§ **Goal**: Every entry below should be transcribed exactly; pictures stay out of the copy.

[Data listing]
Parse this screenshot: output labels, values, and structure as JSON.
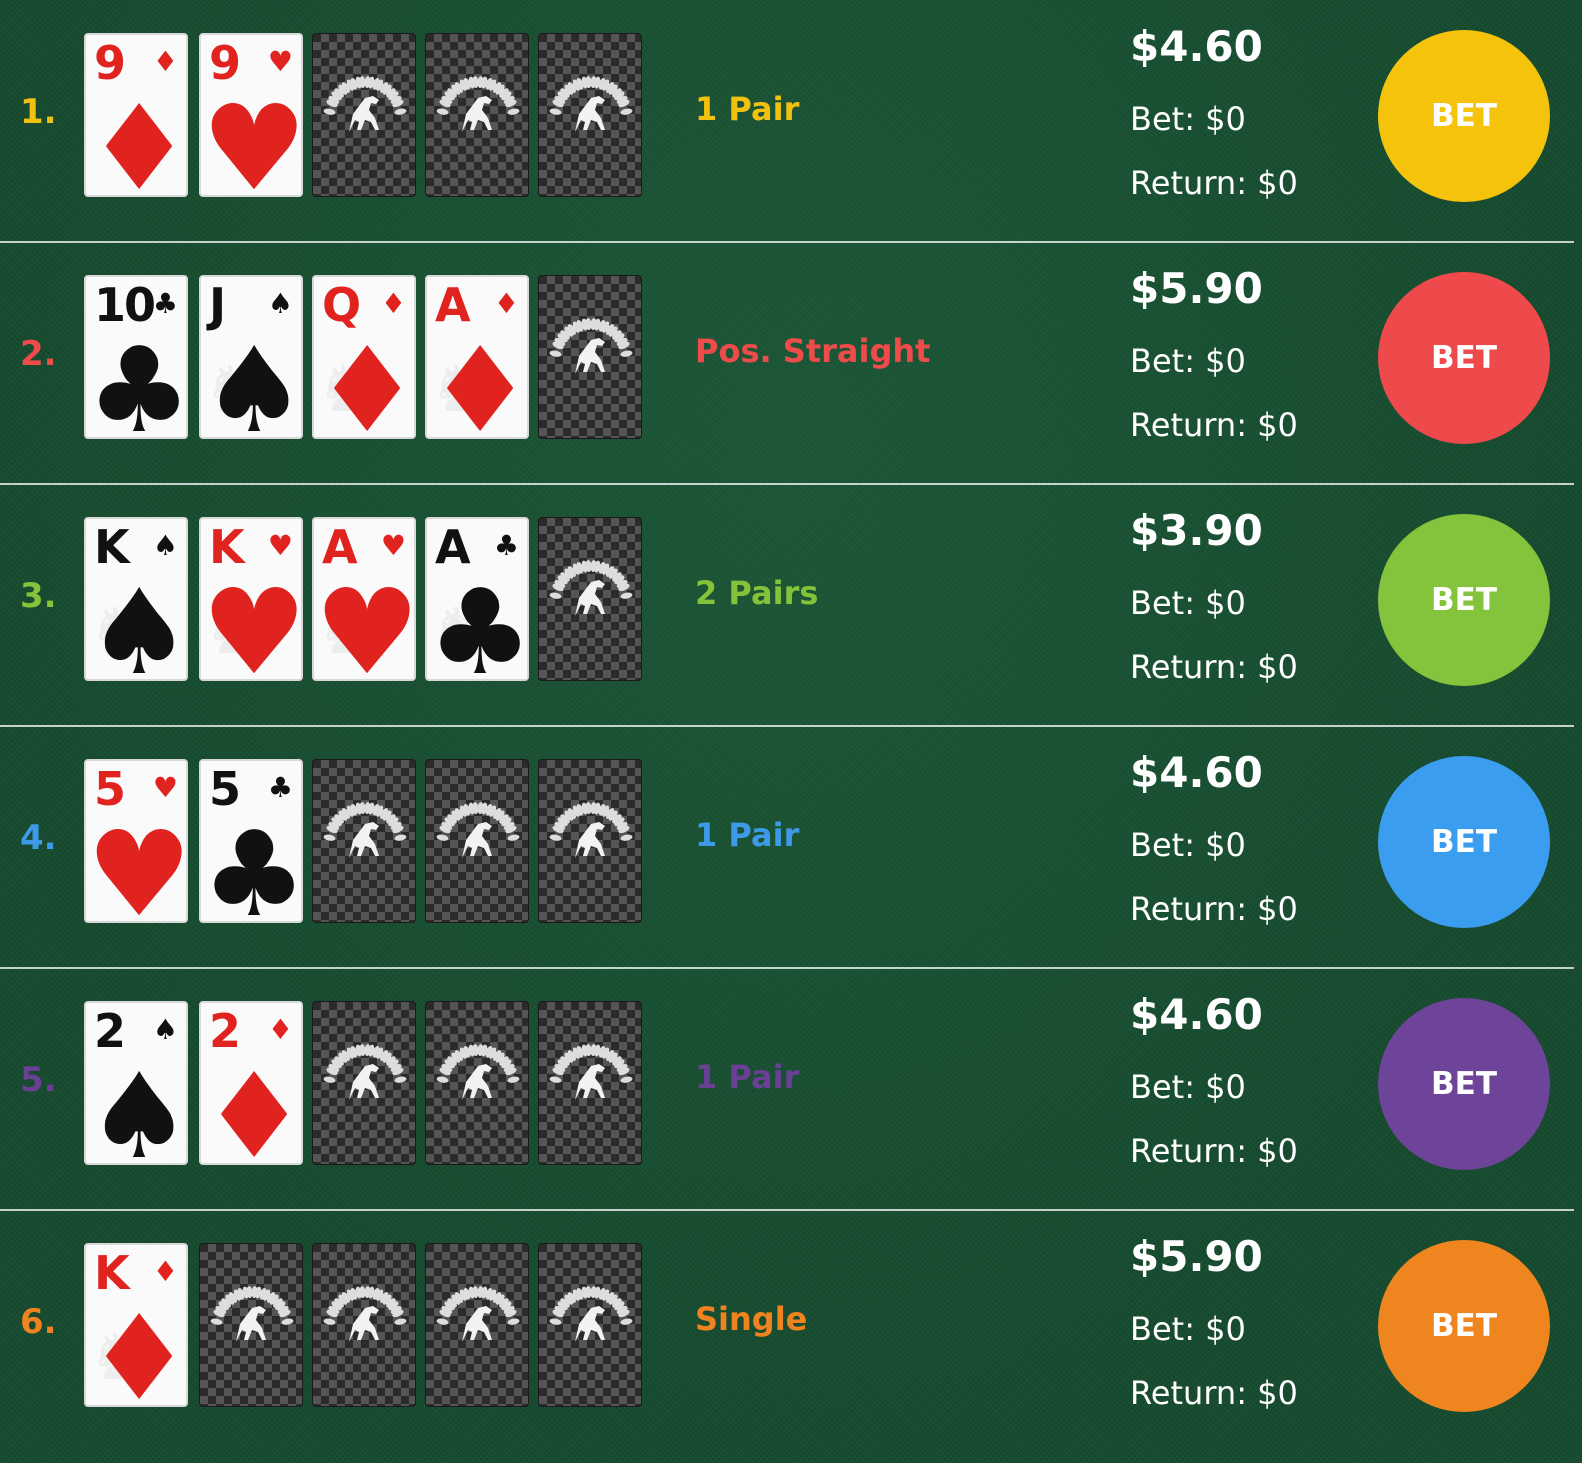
{
  "labels": {
    "bet_prefix": "Bet: ",
    "return_prefix": "Return: ",
    "button": "BET"
  },
  "rows": [
    {
      "rank": "1.",
      "color": "#f2c10f",
      "hand": "1 Pair",
      "odds": "$4.60",
      "bet": "$0",
      "return": "$0",
      "cards": [
        {
          "face": true,
          "rank": "9",
          "suit": "♦",
          "color": "red",
          "figure": false
        },
        {
          "face": true,
          "rank": "9",
          "suit": "♥",
          "color": "red",
          "figure": false
        },
        {
          "face": false
        },
        {
          "face": false
        },
        {
          "face": false
        }
      ]
    },
    {
      "rank": "2.",
      "color": "#ee4b4b",
      "hand": "Pos. Straight",
      "odds": "$5.90",
      "bet": "$0",
      "return": "$0",
      "cards": [
        {
          "face": true,
          "rank": "10",
          "suit": "♣",
          "color": "black",
          "figure": false
        },
        {
          "face": true,
          "rank": "J",
          "suit": "♠",
          "color": "black",
          "figure": true
        },
        {
          "face": true,
          "rank": "Q",
          "suit": "♦",
          "color": "red",
          "figure": true
        },
        {
          "face": true,
          "rank": "A",
          "suit": "♦",
          "color": "red",
          "figure": true
        },
        {
          "face": false
        }
      ]
    },
    {
      "rank": "3.",
      "color": "#84c23a",
      "hand": "2 Pairs",
      "odds": "$3.90",
      "bet": "$0",
      "return": "$0",
      "cards": [
        {
          "face": true,
          "rank": "K",
          "suit": "♠",
          "color": "black",
          "figure": true
        },
        {
          "face": true,
          "rank": "K",
          "suit": "♥",
          "color": "red",
          "figure": true
        },
        {
          "face": true,
          "rank": "A",
          "suit": "♥",
          "color": "red",
          "figure": true
        },
        {
          "face": true,
          "rank": "A",
          "suit": "♣",
          "color": "black",
          "figure": true
        },
        {
          "face": false
        }
      ]
    },
    {
      "rank": "4.",
      "color": "#3d9ae8",
      "hand": "1 Pair",
      "odds": "$4.60",
      "bet": "$0",
      "return": "$0",
      "cards": [
        {
          "face": true,
          "rank": "5",
          "suit": "♥",
          "color": "red",
          "figure": false
        },
        {
          "face": true,
          "rank": "5",
          "suit": "♣",
          "color": "black",
          "figure": false
        },
        {
          "face": false
        },
        {
          "face": false
        },
        {
          "face": false
        }
      ]
    },
    {
      "rank": "5.",
      "color": "#6a3f96",
      "hand": "1 Pair",
      "odds": "$4.60",
      "bet": "$0",
      "return": "$0",
      "cards": [
        {
          "face": true,
          "rank": "2",
          "suit": "♠",
          "color": "black",
          "figure": false
        },
        {
          "face": true,
          "rank": "2",
          "suit": "♦",
          "color": "red",
          "figure": false
        },
        {
          "face": false
        },
        {
          "face": false
        },
        {
          "face": false
        }
      ]
    },
    {
      "rank": "6.",
      "color": "#ee8320",
      "hand": "Single",
      "odds": "$5.90",
      "bet": "$0",
      "return": "$0",
      "cards": [
        {
          "face": true,
          "rank": "K",
          "suit": "♦",
          "color": "red",
          "figure": true
        },
        {
          "face": false
        },
        {
          "face": false
        },
        {
          "face": false
        },
        {
          "face": false
        }
      ]
    }
  ],
  "button_colors": [
    "#f5c30c",
    "#ef4a4b",
    "#84c33c",
    "#3b9df0",
    "#6d449a",
    "#ef851f"
  ]
}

§ **Solution to the problem**:
Parse this screenshot: output labels, values, and structure as JSON.
{
  "labels": {
    "bet_prefix": "Bet: ",
    "return_prefix": "Return: ",
    "button": "BET"
  },
  "rows": [
    {
      "rank": "1.",
      "color": "#f2c10f",
      "hand": "1 Pair",
      "odds": "$4.60",
      "bet": "$0",
      "return": "$0",
      "cards": [
        {
          "face": true,
          "rank": "9",
          "suit": "♦",
          "color": "red",
          "figure": false
        },
        {
          "face": true,
          "rank": "9",
          "suit": "♥",
          "color": "red",
          "figure": false
        },
        {
          "face": false
        },
        {
          "face": false
        },
        {
          "face": false
        }
      ]
    },
    {
      "rank": "2.",
      "color": "#ee4b4b",
      "hand": "Pos. Straight",
      "odds": "$5.90",
      "bet": "$0",
      "return": "$0",
      "cards": [
        {
          "face": true,
          "rank": "10",
          "suit": "♣",
          "color": "black",
          "figure": false
        },
        {
          "face": true,
          "rank": "J",
          "suit": "♠",
          "color": "black",
          "figure": true
        },
        {
          "face": true,
          "rank": "Q",
          "suit": "♦",
          "color": "red",
          "figure": true
        },
        {
          "face": true,
          "rank": "A",
          "suit": "♦",
          "color": "red",
          "figure": true
        },
        {
          "face": false
        }
      ]
    },
    {
      "rank": "3.",
      "color": "#84c23a",
      "hand": "2 Pairs",
      "odds": "$3.90",
      "bet": "$0",
      "return": "$0",
      "cards": [
        {
          "face": true,
          "rank": "K",
          "suit": "♠",
          "color": "black",
          "figure": true
        },
        {
          "face": true,
          "rank": "K",
          "suit": "♥",
          "color": "red",
          "figure": true
        },
        {
          "face": true,
          "rank": "A",
          "suit": "♥",
          "color": "red",
          "figure": true
        },
        {
          "face": true,
          "rank": "A",
          "suit": "♣",
          "color": "black",
          "figure": true
        },
        {
          "face": false
        }
      ]
    },
    {
      "rank": "4.",
      "color": "#3d9ae8",
      "hand": "1 Pair",
      "odds": "$4.60",
      "bet": "$0",
      "return": "$0",
      "cards": [
        {
          "face": true,
          "rank": "5",
          "suit": "♥",
          "color": "red",
          "figure": false
        },
        {
          "face": true,
          "rank": "5",
          "suit": "♣",
          "color": "black",
          "figure": false
        },
        {
          "face": false
        },
        {
          "face": false
        },
        {
          "face": false
        }
      ]
    },
    {
      "rank": "5.",
      "color": "#6a3f96",
      "hand": "1 Pair",
      "odds": "$4.60",
      "bet": "$0",
      "return": "$0",
      "cards": [
        {
          "face": true,
          "rank": "2",
          "suit": "♠",
          "color": "black",
          "figure": false
        },
        {
          "face": true,
          "rank": "2",
          "suit": "♦",
          "color": "red",
          "figure": false
        },
        {
          "face": false
        },
        {
          "face": false
        },
        {
          "face": false
        }
      ]
    },
    {
      "rank": "6.",
      "color": "#ee8320",
      "hand": "Single",
      "odds": "$5.90",
      "bet": "$0",
      "return": "$0",
      "cards": [
        {
          "face": true,
          "rank": "K",
          "suit": "♦",
          "color": "red",
          "figure": true
        },
        {
          "face": false
        },
        {
          "face": false
        },
        {
          "face": false
        },
        {
          "face": false
        }
      ]
    }
  ],
  "button_colors": [
    "#f5c30c",
    "#ef4a4b",
    "#84c33c",
    "#3b9df0",
    "#6d449a",
    "#ef851f"
  ]
}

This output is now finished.